-- Stored records start --
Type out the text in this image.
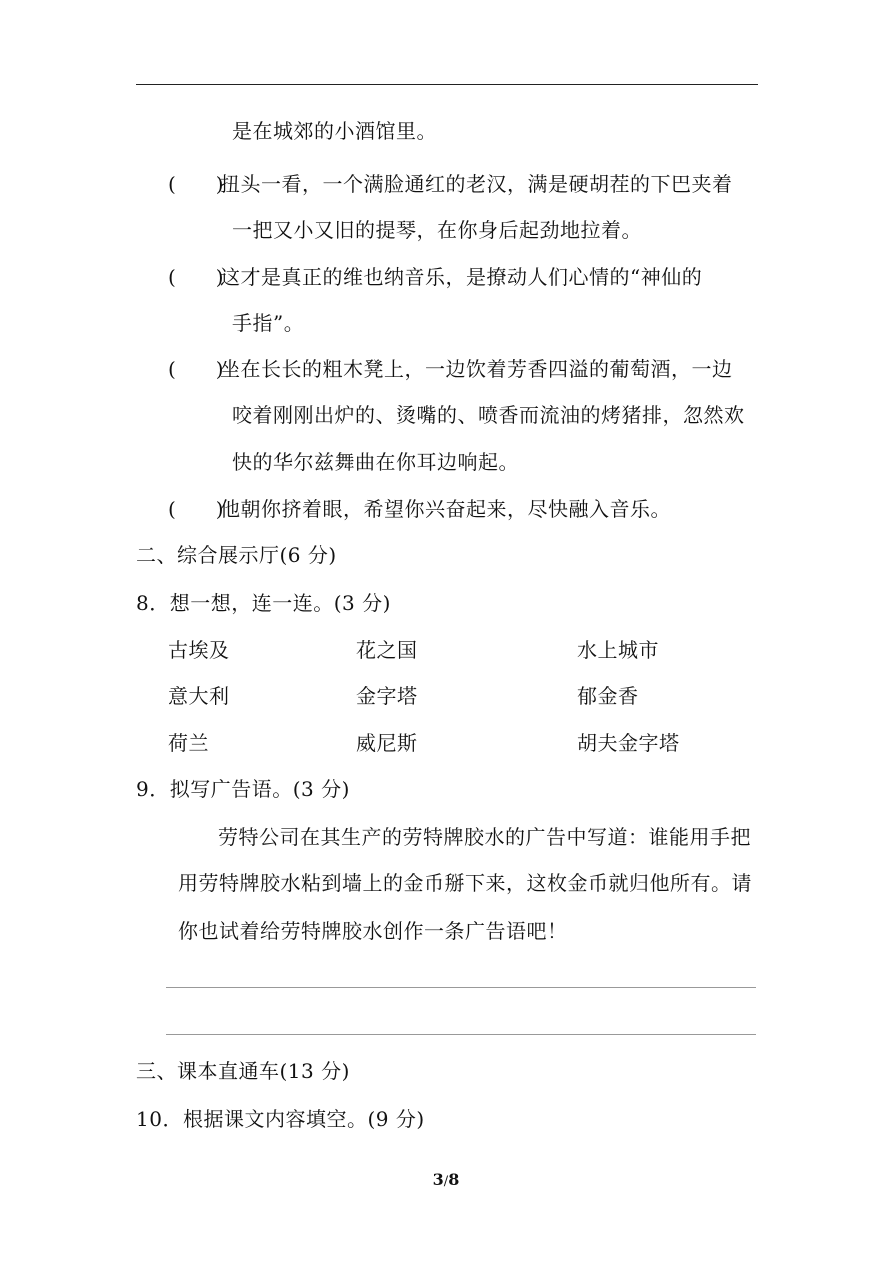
是在城郊的小酒馆里。
(　　)
扭头一看，一个满脸通红的老汉，满是硬胡茬的下巴夹着
一把又小又旧的提琴，在你身后起劲地拉着。
(　　)
这才是真正的维也纳音乐，是撩动人们心情的“神仙的
手指”。
(　　)
坐在长长的粗木凳上，一边饮着芳香四溢的葡萄酒，一边
咬着刚刚出炉的、烫嘴的、喷香而流油的烤猪排，忽然欢
快的华尔兹舞曲在你耳边响起。
(　　)
他朝你挤着眼，希望你兴奋起来，尽快融入音乐。
二、综合展示厅(6 分)
8．想一想，连一连。(3 分)
古埃及	花之国	水上城市
意大利	金字塔	郁金香
荷兰	威尼斯	胡夫金字塔
9．拟写广告语。(3 分)
劳特公司在其生产的劳特牌胶水的广告中写道：谁能用手把
用劳特牌胶水粘到墙上的金币掰下来，这枚金币就归他所有。请
你也试着给劳特牌胶水创作一条广告语吧！
三、课本直通车(13 分)
10．根据课文内容填空。(9 分)
3/8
-- Stored records end --
=== Task instructions ===
Working from the lines above, reproduce the material exactly and exclude its pictures.

=== Response to the exercise ===
Type out the text in this image.
是在城郊的小酒馆里。
(　　)
扭头一看，一个满脸通红的老汉，满是硬胡茬的下巴夹着
一把又小又旧的提琴，在你身后起劲地拉着。
(　　)
这才是真正的维也纳音乐，是撩动人们心情的“神仙的
手指”。
(　　)
坐在长长的粗木凳上，一边饮着芳香四溢的葡萄酒，一边
咬着刚刚出炉的、烫嘴的、喷香而流油的烤猪排，忽然欢
快的华尔兹舞曲在你耳边响起。
(　　)
他朝你挤着眼，希望你兴奋起来，尽快融入音乐。
二、综合展示厅(6 分)
8．想一想，连一连。(3 分)
古埃及	花之国	水上城市
意大利	金字塔	郁金香
荷兰	威尼斯	胡夫金字塔
9．拟写广告语。(3 分)
劳特公司在其生产的劳特牌胶水的广告中写道：谁能用手把
用劳特牌胶水粘到墙上的金币掰下来，这枚金币就归他所有。请
你也试着给劳特牌胶水创作一条广告语吧！
三、课本直通车(13 分)
10．根据课文内容填空。(9 分)
3/8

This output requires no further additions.